→ **Problem statement**: Take every line that has the string "left" and copy it out.

→ **Supplied material**:
++++++++++++++++++++
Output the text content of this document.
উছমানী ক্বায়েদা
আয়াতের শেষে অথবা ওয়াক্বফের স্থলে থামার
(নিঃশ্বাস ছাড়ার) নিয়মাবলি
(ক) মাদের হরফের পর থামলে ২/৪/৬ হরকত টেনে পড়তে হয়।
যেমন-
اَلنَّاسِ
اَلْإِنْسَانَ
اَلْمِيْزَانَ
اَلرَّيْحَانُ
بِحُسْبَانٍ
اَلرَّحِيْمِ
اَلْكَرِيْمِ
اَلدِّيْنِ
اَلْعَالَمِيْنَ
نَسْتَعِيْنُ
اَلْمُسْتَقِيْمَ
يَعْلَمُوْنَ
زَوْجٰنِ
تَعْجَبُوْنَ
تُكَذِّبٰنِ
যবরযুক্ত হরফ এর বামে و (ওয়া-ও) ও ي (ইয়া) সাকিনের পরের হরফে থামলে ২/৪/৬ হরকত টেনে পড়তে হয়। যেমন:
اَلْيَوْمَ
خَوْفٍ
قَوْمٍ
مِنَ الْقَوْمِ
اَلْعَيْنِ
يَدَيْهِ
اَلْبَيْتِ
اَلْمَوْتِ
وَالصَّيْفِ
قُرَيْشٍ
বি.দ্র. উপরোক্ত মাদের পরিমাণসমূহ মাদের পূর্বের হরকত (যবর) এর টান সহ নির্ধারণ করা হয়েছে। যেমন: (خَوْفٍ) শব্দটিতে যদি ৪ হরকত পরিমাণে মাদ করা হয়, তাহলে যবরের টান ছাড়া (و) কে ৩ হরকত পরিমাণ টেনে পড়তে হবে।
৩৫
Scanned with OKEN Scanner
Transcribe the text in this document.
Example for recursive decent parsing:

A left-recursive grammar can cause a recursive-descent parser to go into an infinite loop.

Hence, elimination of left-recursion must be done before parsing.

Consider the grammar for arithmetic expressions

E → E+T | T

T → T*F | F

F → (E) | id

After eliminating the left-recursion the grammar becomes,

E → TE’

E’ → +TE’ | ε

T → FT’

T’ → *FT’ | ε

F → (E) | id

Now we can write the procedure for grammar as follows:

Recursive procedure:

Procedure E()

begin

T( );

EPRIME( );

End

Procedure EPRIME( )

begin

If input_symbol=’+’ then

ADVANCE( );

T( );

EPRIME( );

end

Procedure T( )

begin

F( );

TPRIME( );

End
++++++++++++++++++++
→ **The answer**:
A left-recursive grammar can cause a recursive-descent parser to go into an infinite loop.
Hence, elimination of left-recursion must be done before parsing.
After eliminating the left-recursion the grammar becomes,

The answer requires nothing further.